Show every line below that contains the string "highlight", matching case exactly.

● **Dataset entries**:
____

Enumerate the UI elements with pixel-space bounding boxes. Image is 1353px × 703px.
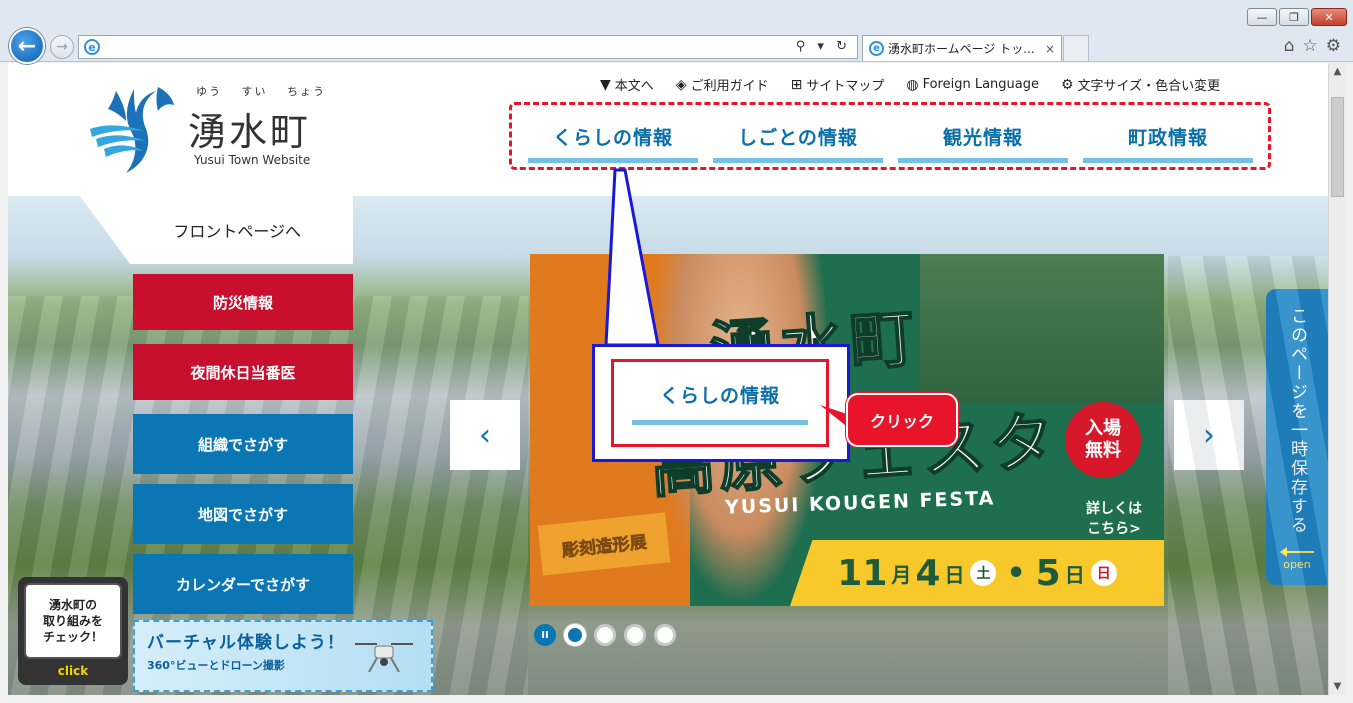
highlight-dashed-box [509,102,1271,170]
text-size-color-link[interactable]: ⚙ 文字サイズ・色合い変更 [1060,75,1221,95]
chevron-left-icon: ‹ [479,417,491,453]
logo-subtitle: Yusui Town Website [194,153,311,167]
carousel-pause-button[interactable]: II [534,624,556,646]
check-initiatives-box[interactable]: 湧水町の 取り組みを チェック！ click [18,577,128,685]
util-label: サイトマップ [806,79,885,94]
scroll-thumb[interactable] [1331,97,1344,197]
calendar-search-button[interactable]: カレンダーでさがす [133,554,353,614]
carousel-dot[interactable] [624,624,646,646]
window-controls: — ❐ ✕ [1247,8,1347,26]
util-label: Foreign Language [922,77,1039,92]
disaster-info-button[interactable]: 防災情報 [133,274,353,330]
sitemap-link[interactable]: ⊞ サイトマップ [790,75,885,95]
check-initiatives-text: 湧水町の 取り組みを チェック！ [24,583,122,659]
front-page-tab[interactable]: フロントページへ [80,196,353,264]
vertical-scrollbar[interactable]: ▲ ▼ [1328,63,1345,695]
browser-chrome: — ❐ ✕ ← → e ⚲ ▾ ↻ e 湧水町ホームページ トッ... × ⌂ … [0,0,1353,64]
back-arrow-icon: ← [17,33,37,59]
click-instruction-bubble: クリック [846,393,958,447]
util-label: 本文へ [614,79,654,94]
date-day-unit: 日 [944,562,965,587]
browser-toolbar-icons: ⌂ ☆ ⚙ [1284,36,1341,56]
browser-tab-active[interactable]: e 湧水町ホームページ トッ... × [862,35,1062,61]
save-page-text: このページを一時保存する [1287,307,1307,535]
page-viewport: ゆう すい ちょう 湧水町 Yusui Town Website ▼ 本文へ ◈… [8,63,1328,695]
side-menu: 防災情報 夜間休日当番医 組織でさがす 地図でさがす カレンダーでさがす [133,274,353,624]
org-search-button[interactable]: 組織でさがす [133,414,353,474]
free-admission-badge: 入場 無料 [1065,402,1141,478]
forward-arrow-icon: → [56,39,68,55]
date-day-unit: 日 [1064,562,1085,587]
star-icon[interactable]: ☆ [1303,36,1318,56]
date-month-unit: 月 [891,562,912,587]
callout-underline [632,420,808,425]
util-label: ご利用ガイド [690,79,769,94]
left-arrow-icon [1280,547,1314,557]
new-tab-button[interactable] [1063,35,1089,61]
close-window-button[interactable]: ✕ [1311,8,1347,26]
scroll-down-icon[interactable]: ▼ [1329,678,1346,695]
logo-title: 湧水町 [188,110,312,154]
scroll-up-icon[interactable]: ▲ [1329,63,1346,80]
callout-highlight: くらしの情報 [611,359,829,447]
carousel-prev-button[interactable]: ‹ [450,400,520,470]
site-logo[interactable]: ゆう すい ちょう 湧水町 Yusui Town Website [86,83,346,178]
carousel-next-button[interactable]: › [1174,400,1244,470]
check-click-label: click [57,664,89,678]
minimize-button[interactable]: — [1247,8,1277,26]
carousel-dots: II [534,624,676,646]
slide-bg-forest [920,254,1164,404]
tab-title: 湧水町ホームページ トッ... [888,42,1035,56]
callout-box: くらしの情報 [592,344,850,462]
skip-to-content-link[interactable]: ▼ 本文へ [600,75,654,95]
map-search-button[interactable]: 地図でさがす [133,484,353,544]
date-month-num: 11 [837,552,888,594]
maximize-button[interactable]: ❐ [1279,8,1309,26]
home-icon[interactable]: ⌂ [1284,36,1295,56]
usage-guide-link[interactable]: ◈ ご利用ガイド [675,75,769,95]
ie-icon: e [84,39,100,55]
tab-favicon-icon: e [869,41,884,56]
forward-button[interactable]: → [50,35,74,59]
back-button[interactable]: ← [9,28,45,64]
night-doctor-button[interactable]: 夜間休日当番医 [133,344,353,400]
weekday-sat: 土 [970,560,997,586]
save-open-label: open [1283,558,1311,571]
vr-banner[interactable]: バーチャル体験しよう！ 360°ビューとドローン撮影 [133,620,433,692]
date-day2: 5 [1035,552,1061,594]
callout-label: くらしの情報 [659,385,780,407]
guide-icon: ◈ [675,76,687,93]
globe-icon: ◍ [906,76,919,93]
logo-ruby: ゆう すい ちょう [196,85,326,98]
chevron-right-icon: › [1203,417,1215,453]
slide-detail-link[interactable]: 詳しくは こちら> [1068,492,1160,548]
address-bar[interactable]: e ⚲ ▾ ↻ [78,35,858,59]
sitemap-icon: ⊞ [790,76,803,93]
settings-icon: ⚙ [1060,76,1074,93]
date-day1: 4 [915,552,941,594]
carousel-dot[interactable] [654,624,676,646]
save-page-tab[interactable]: このページを一時保存する open [1266,289,1328,585]
utility-nav: ▼ 本文へ ◈ ご利用ガイド ⊞ サイトマップ ◍ Foreign Langua… [600,75,1221,95]
drone-icon [355,643,413,673]
foreign-language-link[interactable]: ◍ Foreign Language [906,75,1039,94]
gear-icon[interactable]: ⚙ [1326,36,1341,56]
tab-close-icon[interactable]: × [1045,42,1055,56]
weekday-sun: 日 [1090,560,1117,586]
carousel-dot[interactable] [564,624,586,646]
logo-mark-icon [90,87,174,173]
util-label: 文字サイズ・色合い変更 [1077,79,1221,94]
carousel-dot[interactable] [594,624,616,646]
site-header: ゆう すい ちょう 湧水町 Yusui Town Website ▼ 本文へ ◈… [8,63,1328,196]
date-separator: • [1006,555,1026,591]
down-arrow-icon: ▼ [600,76,611,93]
address-tools[interactable]: ⚲ ▾ ↻ [796,39,851,54]
event-date-banner: 11 月 4 日 土 • 5 日 日 [790,540,1164,606]
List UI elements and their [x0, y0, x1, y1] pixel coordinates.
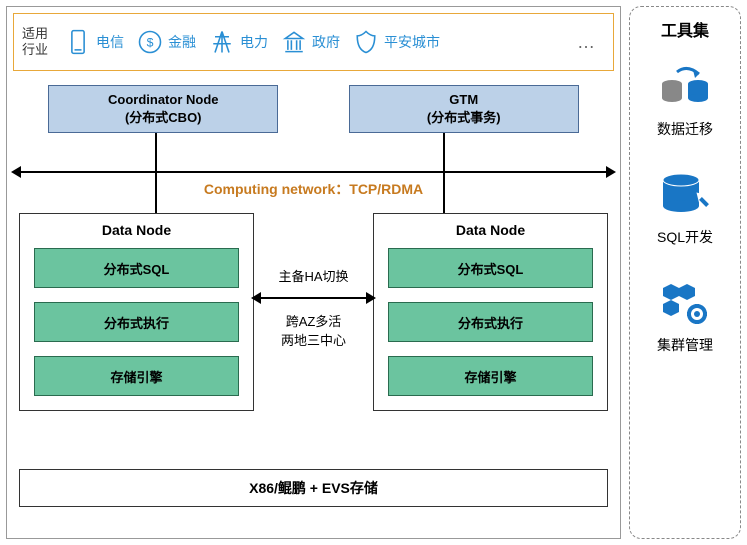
coordinator-subtitle: (分布式CBO)	[53, 107, 273, 126]
tool-label: SQL开发	[657, 227, 713, 247]
industry-item: 平安城市	[352, 28, 440, 56]
az-text: 跨AZ多活	[263, 311, 364, 330]
tool-item: 集群管理	[656, 277, 714, 355]
industry-item-label: 电信	[96, 32, 124, 52]
tool-label: 数据迁移	[657, 119, 713, 139]
telecom-icon	[64, 28, 92, 56]
ha-text: 主备HA切换	[263, 266, 364, 285]
connector-line	[443, 133, 445, 213]
industry-item-label: 平安城市	[384, 32, 440, 52]
arrow-left-icon	[11, 166, 21, 178]
industry-item-label: 金融	[168, 32, 196, 52]
component-box: 分布式执行	[34, 302, 239, 342]
cluster-mgmt-icon	[656, 277, 714, 329]
industry-item: $ 金融	[136, 28, 196, 56]
dc-text: 两地三中心	[263, 330, 364, 349]
more-dots: …	[577, 32, 595, 53]
safecity-icon	[352, 28, 380, 56]
gtm-subtitle: (分布式事务)	[354, 107, 574, 126]
bidirectional-line	[257, 297, 370, 299]
data-node-right: Data Node 分布式SQL 分布式执行 存储引擎	[373, 213, 608, 411]
finance-icon: $	[136, 28, 164, 56]
toolset-panel: 工具集 数据迁移 SQL开发 集群管理	[629, 6, 741, 539]
sql-dev-icon	[656, 169, 714, 221]
connector-line	[155, 133, 157, 213]
svg-text:$: $	[147, 35, 154, 49]
industry-item: 政府	[280, 28, 340, 56]
arrow-left-icon	[251, 292, 261, 304]
toolset-header: 工具集	[661, 17, 709, 41]
industry-label: 适用行业	[22, 26, 52, 57]
industry-item: 电信	[64, 28, 124, 56]
component-box: 存储引擎	[388, 356, 593, 396]
power-icon	[208, 28, 236, 56]
data-node-title: Data Node	[34, 222, 239, 238]
middle-text-2: 跨AZ多活 两地三中心	[263, 311, 364, 349]
industry-row: 适用行业 电信 $ 金融 电力 政府 平安城市 …	[13, 13, 614, 71]
arrow-right-icon	[366, 292, 376, 304]
data-node-left: Data Node 分布式SQL 分布式执行 存储引擎	[19, 213, 254, 411]
arrow-right-icon	[606, 166, 616, 178]
gtm-node: GTM (分布式事务)	[349, 85, 579, 133]
component-box: 分布式SQL	[34, 248, 239, 288]
component-box: 分布式SQL	[388, 248, 593, 288]
network-line	[13, 171, 614, 173]
coordinator-title: Coordinator Node	[53, 92, 273, 107]
component-box: 存储引擎	[34, 356, 239, 396]
architecture-area: Coordinator Node (分布式CBO) GTM (分布式事务) Co…	[13, 71, 614, 511]
tool-item: SQL开发	[656, 169, 714, 247]
industry-item-label: 政府	[312, 32, 340, 52]
industry-item: 电力	[208, 28, 268, 56]
tool-label: 集群管理	[657, 335, 713, 355]
storage-box: X86/鲲鹏 + EVS存储	[19, 469, 608, 507]
middle-text: 主备HA切换	[263, 266, 364, 295]
tool-item: 数据迁移	[656, 61, 714, 139]
government-icon	[280, 28, 308, 56]
coordinator-node: Coordinator Node (分布式CBO)	[48, 85, 278, 133]
data-migration-icon	[656, 61, 714, 113]
data-node-title: Data Node	[388, 222, 593, 238]
storage-label: X86/鲲鹏 + EVS存储	[249, 478, 378, 498]
industry-item-label: 电力	[240, 32, 268, 52]
component-box: 分布式执行	[388, 302, 593, 342]
gtm-title: GTM	[354, 92, 574, 107]
network-label: Computing network：TCP/RDMA	[13, 179, 614, 199]
architecture-panel: 适用行业 电信 $ 金融 电力 政府 平安城市 …	[6, 6, 621, 539]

____

● **The answer**:
highlight-dashed-box [509,102,1271,170]
callout-highlight: くらしの情報 [611,359,829,447]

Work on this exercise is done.